## START

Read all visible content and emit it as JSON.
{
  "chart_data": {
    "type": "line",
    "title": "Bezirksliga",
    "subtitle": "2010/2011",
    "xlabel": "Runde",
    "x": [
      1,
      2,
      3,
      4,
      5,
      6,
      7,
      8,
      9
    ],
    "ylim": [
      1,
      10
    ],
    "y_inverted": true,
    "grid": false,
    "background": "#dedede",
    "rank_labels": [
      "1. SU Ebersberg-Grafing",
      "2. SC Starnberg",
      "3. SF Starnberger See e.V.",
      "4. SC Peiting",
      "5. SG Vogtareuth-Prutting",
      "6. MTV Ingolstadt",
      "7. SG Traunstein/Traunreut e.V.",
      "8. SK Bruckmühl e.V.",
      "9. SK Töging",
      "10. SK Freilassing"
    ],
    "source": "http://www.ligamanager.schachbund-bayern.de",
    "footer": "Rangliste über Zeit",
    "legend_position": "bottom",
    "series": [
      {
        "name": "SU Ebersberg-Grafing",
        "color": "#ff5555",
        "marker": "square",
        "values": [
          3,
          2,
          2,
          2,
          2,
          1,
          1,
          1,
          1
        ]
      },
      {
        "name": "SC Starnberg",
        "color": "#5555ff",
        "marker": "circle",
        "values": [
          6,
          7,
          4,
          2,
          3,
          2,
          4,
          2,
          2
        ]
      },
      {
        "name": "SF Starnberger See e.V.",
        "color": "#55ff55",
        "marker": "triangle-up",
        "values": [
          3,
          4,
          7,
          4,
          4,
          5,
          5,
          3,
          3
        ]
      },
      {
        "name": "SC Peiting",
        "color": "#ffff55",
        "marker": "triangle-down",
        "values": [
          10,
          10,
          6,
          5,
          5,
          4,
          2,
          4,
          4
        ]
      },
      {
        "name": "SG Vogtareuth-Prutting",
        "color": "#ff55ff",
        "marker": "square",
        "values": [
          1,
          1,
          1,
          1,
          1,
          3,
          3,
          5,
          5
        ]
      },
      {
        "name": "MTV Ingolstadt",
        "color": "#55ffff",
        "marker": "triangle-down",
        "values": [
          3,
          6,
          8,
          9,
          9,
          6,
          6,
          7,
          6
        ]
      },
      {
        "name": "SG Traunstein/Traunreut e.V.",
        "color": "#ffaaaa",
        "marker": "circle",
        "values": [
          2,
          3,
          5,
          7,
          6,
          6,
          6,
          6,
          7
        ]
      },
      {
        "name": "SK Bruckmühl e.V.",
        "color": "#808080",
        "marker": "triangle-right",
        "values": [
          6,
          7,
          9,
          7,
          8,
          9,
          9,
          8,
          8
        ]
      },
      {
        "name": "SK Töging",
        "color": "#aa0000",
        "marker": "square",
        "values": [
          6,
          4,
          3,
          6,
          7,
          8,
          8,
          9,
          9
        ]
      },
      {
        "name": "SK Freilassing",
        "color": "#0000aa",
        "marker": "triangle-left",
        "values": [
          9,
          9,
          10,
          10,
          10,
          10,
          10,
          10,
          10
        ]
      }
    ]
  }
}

## END

# GOAL:
In the records above, find each line holding "Freilassing" and copy it.

# FINAL RESULT:
      "10. SK Freilassing"
        "name": "SK Freilassing",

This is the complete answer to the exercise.